What to work on: Each entry below is to be printed verbatim.
* Begin Records for the task *
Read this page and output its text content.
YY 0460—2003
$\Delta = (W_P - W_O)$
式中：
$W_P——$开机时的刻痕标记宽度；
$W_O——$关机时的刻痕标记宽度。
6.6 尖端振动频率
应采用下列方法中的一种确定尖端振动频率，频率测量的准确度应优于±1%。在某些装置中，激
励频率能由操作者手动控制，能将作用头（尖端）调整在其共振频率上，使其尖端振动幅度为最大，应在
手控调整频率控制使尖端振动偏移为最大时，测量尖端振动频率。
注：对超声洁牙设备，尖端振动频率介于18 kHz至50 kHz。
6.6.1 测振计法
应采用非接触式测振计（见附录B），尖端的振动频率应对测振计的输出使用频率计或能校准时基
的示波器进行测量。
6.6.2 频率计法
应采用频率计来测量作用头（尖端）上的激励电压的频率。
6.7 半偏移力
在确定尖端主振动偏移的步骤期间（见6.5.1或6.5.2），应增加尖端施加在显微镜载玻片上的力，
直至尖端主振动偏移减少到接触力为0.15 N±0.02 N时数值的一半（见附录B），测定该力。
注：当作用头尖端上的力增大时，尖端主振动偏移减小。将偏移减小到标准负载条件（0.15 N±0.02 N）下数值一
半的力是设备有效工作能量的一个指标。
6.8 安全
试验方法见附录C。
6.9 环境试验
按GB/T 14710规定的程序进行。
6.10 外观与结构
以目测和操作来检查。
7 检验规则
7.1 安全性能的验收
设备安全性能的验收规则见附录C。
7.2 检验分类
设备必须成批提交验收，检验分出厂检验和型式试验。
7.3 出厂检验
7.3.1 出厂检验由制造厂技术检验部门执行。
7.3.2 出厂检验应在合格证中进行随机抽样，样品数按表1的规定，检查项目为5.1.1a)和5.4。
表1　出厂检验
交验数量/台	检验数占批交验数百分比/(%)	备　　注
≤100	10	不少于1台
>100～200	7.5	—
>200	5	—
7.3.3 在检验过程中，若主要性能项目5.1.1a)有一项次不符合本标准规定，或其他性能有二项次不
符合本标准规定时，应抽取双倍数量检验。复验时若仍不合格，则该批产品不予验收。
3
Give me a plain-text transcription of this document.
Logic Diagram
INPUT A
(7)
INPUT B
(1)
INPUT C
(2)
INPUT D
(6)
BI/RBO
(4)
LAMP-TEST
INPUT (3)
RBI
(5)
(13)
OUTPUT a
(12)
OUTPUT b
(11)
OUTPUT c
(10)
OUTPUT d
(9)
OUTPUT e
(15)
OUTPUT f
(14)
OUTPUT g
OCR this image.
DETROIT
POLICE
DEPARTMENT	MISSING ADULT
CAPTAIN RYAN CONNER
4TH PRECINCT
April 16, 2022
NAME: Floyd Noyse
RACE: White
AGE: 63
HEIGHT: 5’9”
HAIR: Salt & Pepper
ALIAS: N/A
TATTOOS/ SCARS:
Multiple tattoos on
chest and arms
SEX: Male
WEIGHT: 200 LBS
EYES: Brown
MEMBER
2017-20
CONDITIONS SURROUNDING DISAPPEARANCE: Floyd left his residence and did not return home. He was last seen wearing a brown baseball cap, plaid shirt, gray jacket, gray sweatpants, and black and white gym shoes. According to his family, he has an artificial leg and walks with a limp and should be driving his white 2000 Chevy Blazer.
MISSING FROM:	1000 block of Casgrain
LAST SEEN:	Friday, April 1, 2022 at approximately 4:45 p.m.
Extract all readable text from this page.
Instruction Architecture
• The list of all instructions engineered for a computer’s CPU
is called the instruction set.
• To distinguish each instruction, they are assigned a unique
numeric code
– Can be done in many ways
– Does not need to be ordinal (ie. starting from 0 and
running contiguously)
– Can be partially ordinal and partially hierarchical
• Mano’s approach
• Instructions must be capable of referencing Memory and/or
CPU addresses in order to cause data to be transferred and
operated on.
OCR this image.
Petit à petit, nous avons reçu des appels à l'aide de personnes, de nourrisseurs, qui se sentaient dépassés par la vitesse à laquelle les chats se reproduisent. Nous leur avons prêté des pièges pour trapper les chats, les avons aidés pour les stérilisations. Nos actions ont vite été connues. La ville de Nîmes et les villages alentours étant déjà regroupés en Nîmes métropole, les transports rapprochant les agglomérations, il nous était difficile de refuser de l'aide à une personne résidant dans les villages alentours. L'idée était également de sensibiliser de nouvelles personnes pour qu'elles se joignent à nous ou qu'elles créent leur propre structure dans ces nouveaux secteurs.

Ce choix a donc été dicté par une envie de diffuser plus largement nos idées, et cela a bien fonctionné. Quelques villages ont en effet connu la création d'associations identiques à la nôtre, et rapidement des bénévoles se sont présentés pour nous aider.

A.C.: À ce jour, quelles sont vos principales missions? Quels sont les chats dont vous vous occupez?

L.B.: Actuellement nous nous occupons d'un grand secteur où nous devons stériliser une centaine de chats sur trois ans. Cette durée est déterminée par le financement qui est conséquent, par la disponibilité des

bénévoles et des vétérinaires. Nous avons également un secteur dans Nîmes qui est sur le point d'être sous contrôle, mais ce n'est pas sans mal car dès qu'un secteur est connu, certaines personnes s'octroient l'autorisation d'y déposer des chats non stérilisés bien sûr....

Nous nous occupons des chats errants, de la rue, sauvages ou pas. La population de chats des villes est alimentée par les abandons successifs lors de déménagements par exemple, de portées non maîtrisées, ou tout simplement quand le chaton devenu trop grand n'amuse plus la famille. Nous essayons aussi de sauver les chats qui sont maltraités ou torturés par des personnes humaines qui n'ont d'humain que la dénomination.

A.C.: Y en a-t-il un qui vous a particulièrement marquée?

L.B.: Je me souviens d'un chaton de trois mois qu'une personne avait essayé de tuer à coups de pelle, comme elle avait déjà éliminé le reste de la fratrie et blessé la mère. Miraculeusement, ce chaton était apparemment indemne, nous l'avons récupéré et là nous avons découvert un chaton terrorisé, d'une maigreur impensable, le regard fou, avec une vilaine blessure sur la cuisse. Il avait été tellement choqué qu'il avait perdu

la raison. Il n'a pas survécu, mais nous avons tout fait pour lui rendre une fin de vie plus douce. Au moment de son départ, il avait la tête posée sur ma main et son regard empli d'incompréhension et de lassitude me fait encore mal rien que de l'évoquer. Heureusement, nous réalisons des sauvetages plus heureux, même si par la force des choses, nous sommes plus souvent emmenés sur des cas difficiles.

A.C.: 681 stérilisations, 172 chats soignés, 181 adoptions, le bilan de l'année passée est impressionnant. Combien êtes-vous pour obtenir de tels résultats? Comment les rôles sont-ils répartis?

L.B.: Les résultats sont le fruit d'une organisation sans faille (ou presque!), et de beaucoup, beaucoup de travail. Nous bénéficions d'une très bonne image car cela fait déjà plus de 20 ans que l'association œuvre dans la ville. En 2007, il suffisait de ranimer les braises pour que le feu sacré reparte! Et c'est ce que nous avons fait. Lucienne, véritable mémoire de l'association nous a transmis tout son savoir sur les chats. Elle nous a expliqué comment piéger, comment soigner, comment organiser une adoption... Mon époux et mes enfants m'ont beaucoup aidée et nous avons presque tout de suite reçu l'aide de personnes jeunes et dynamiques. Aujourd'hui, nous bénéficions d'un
* End Records for the task *
Reply:
Read this page and output its text content.
YY 0460—2003
$\Delta = (W_P - W_O)$
式中：
$W_P——$开机时的刻痕标记宽度；
$W_O——$关机时的刻痕标记宽度。
6.6 尖端振动频率
应采用下列方法中的一种确定尖端振动频率，频率测量的准确度应优于±1%。在某些装置中，激
励频率能由操作者手动控制，能将作用头（尖端）调整在其共振频率上，使其尖端振动幅度为最大，应在
手控调整频率控制使尖端振动偏移为最大时，测量尖端振动频率。
注：对超声洁牙设备，尖端振动频率介于18 kHz至50 kHz。
6.6.1 测振计法
应采用非接触式测振计（见附录B），尖端的振动频率应对测振计的输出使用频率计或能校准时基
的示波器进行测量。
6.6.2 频率计法
应采用频率计来测量作用头（尖端）上的激励电压的频率。
6.7 半偏移力
在确定尖端主振动偏移的步骤期间（见6.5.1或6.5.2），应增加尖端施加在显微镜载玻片上的力，
直至尖端主振动偏移减少到接触力为0.15 N±0.02 N时数值的一半（见附录B），测定该力。
注：当作用头尖端上的力增大时，尖端主振动偏移减小。将偏移减小到标准负载条件（0.15 N±0.02 N）下数值一
半的力是设备有效工作能量的一个指标。
6.8 安全
试验方法见附录C。
6.9 环境试验
按GB/T 14710规定的程序进行。
6.10 外观与结构
以目测和操作来检查。
7 检验规则
7.1 安全性能的验收
设备安全性能的验收规则见附录C。
7.2 检验分类
设备必须成批提交验收，检验分出厂检验和型式试验。
7.3 出厂检验
7.3.1 出厂检验由制造厂技术检验部门执行。
7.3.2 出厂检验应在合格证中进行随机抽样，样品数按表1的规定，检查项目为5.1.1a)和5.4。
表1　出厂检验
交验数量/台	检验数占批交验数百分比/(%)	备　　注
≤100	10	不少于1台
>100～200	7.5	—
>200	5	—
7.3.3 在检验过程中，若主要性能项目5.1.1a)有一项次不符合本标准规定，或其他性能有二项次不
符合本标准规定时，应抽取双倍数量检验。复验时若仍不合格，则该批产品不予验收。
3
Give me a plain-text transcription of this document.
Logic Diagram
INPUT A
(7)
INPUT B
(1)
INPUT C
(2)
INPUT D
(6)
BI/RBO
(4)
LAMP-TEST
INPUT (3)
RBI
(5)
(13)
OUTPUT a
(12)
OUTPUT b
(11)
OUTPUT c
(10)
OUTPUT d
(9)
OUTPUT e
(15)
OUTPUT f
(14)
OUTPUT g
OCR this image.
DETROIT
POLICE
DEPARTMENT	MISSING ADULT
CAPTAIN RYAN CONNER
4TH PRECINCT
April 16, 2022
NAME: Floyd Noyse
RACE: White
AGE: 63
HEIGHT: 5’9”
HAIR: Salt & Pepper
ALIAS: N/A
TATTOOS/ SCARS:
Multiple tattoos on
chest and arms
SEX: Male
WEIGHT: 200 LBS
EYES: Brown
MEMBER
2017-20
CONDITIONS SURROUNDING DISAPPEARANCE: Floyd left his residence and did not return home. He was last seen wearing a brown baseball cap, plaid shirt, gray jacket, gray sweatpants, and black and white gym shoes. According to his family, he has an artificial leg and walks with a limp and should be driving his white 2000 Chevy Blazer.
MISSING FROM:	1000 block of Casgrain
LAST SEEN:	Friday, April 1, 2022 at approximately 4:45 p.m.
Extract all readable text from this page.
Instruction Architecture
• The list of all instructions engineered for a computer’s CPU
is called the instruction set.
• To distinguish each instruction, they are assigned a unique
numeric code
– Can be done in many ways
– Does not need to be ordinal (ie. starting from 0 and
running contiguously)
– Can be partially ordinal and partially hierarchical
• Mano’s approach
• Instructions must be capable of referencing Memory and/or
CPU addresses in order to cause data to be transferred and
operated on.
OCR this image.
Petit à petit, nous avons reçu des appels à l'aide de personnes, de nourrisseurs, qui se sentaient dépassés par la vitesse à laquelle les chats se reproduisent. Nous leur avons prêté des pièges pour trapper les chats, les avons aidés pour les stérilisations. Nos actions ont vite été connues. La ville de Nîmes et les villages alentours étant déjà regroupés en Nîmes métropole, les transports rapprochant les agglomérations, il nous était difficile de refuser de l'aide à une personne résidant dans les villages alentours. L'idée était également de sensibiliser de nouvelles personnes pour qu'elles se joignent à nous ou qu'elles créent leur propre structure dans ces nouveaux secteurs.

Ce choix a donc été dicté par une envie de diffuser plus largement nos idées, et cela a bien fonctionné. Quelques villages ont en effet connu la création d'associations identiques à la nôtre, et rapidement des bénévoles se sont présentés pour nous aider.

A.C.: À ce jour, quelles sont vos principales missions? Quels sont les chats dont vous vous occupez?

L.B.: Actuellement nous nous occupons d'un grand secteur où nous devons stériliser une centaine de chats sur trois ans. Cette durée est déterminée par le financement qui est conséquent, par la disponibilité des

bénévoles et des vétérinaires. Nous avons également un secteur dans Nîmes qui est sur le point d'être sous contrôle, mais ce n'est pas sans mal car dès qu'un secteur est connu, certaines personnes s'octroient l'autorisation d'y déposer des chats non stérilisés bien sûr....

Nous nous occupons des chats errants, de la rue, sauvages ou pas. La population de chats des villes est alimentée par les abandons successifs lors de déménagements par exemple, de portées non maîtrisées, ou tout simplement quand le chaton devenu trop grand n'amuse plus la famille. Nous essayons aussi de sauver les chats qui sont maltraités ou torturés par des personnes humaines qui n'ont d'humain que la dénomination.

A.C.: Y en a-t-il un qui vous a particulièrement marquée?

L.B.: Je me souviens d'un chaton de trois mois qu'une personne avait essayé de tuer à coups de pelle, comme elle avait déjà éliminé le reste de la fratrie et blessé la mère. Miraculeusement, ce chaton était apparemment indemne, nous l'avons récupéré et là nous avons découvert un chaton terrorisé, d'une maigreur impensable, le regard fou, avec une vilaine blessure sur la cuisse. Il avait été tellement choqué qu'il avait perdu

la raison. Il n'a pas survécu, mais nous avons tout fait pour lui rendre une fin de vie plus douce. Au moment de son départ, il avait la tête posée sur ma main et son regard empli d'incompréhension et de lassitude me fait encore mal rien que de l'évoquer. Heureusement, nous réalisons des sauvetages plus heureux, même si par la force des choses, nous sommes plus souvent emmenés sur des cas difficiles.

A.C.: 681 stérilisations, 172 chats soignés, 181 adoptions, le bilan de l'année passée est impressionnant. Combien êtes-vous pour obtenir de tels résultats? Comment les rôles sont-ils répartis?

L.B.: Les résultats sont le fruit d'une organisation sans faille (ou presque!), et de beaucoup, beaucoup de travail. Nous bénéficions d'une très bonne image car cela fait déjà plus de 20 ans que l'association œuvre dans la ville. En 2007, il suffisait de ranimer les braises pour que le feu sacré reparte! Et c'est ce que nous avons fait. Lucienne, véritable mémoire de l'association nous a transmis tout son savoir sur les chats. Elle nous a expliqué comment piéger, comment soigner, comment organiser une adoption... Mon époux et mes enfants m'ont beaucoup aidée et nous avons presque tout de suite reçu l'aide de personnes jeunes et dynamiques. Aujourd'hui, nous bénéficions d'un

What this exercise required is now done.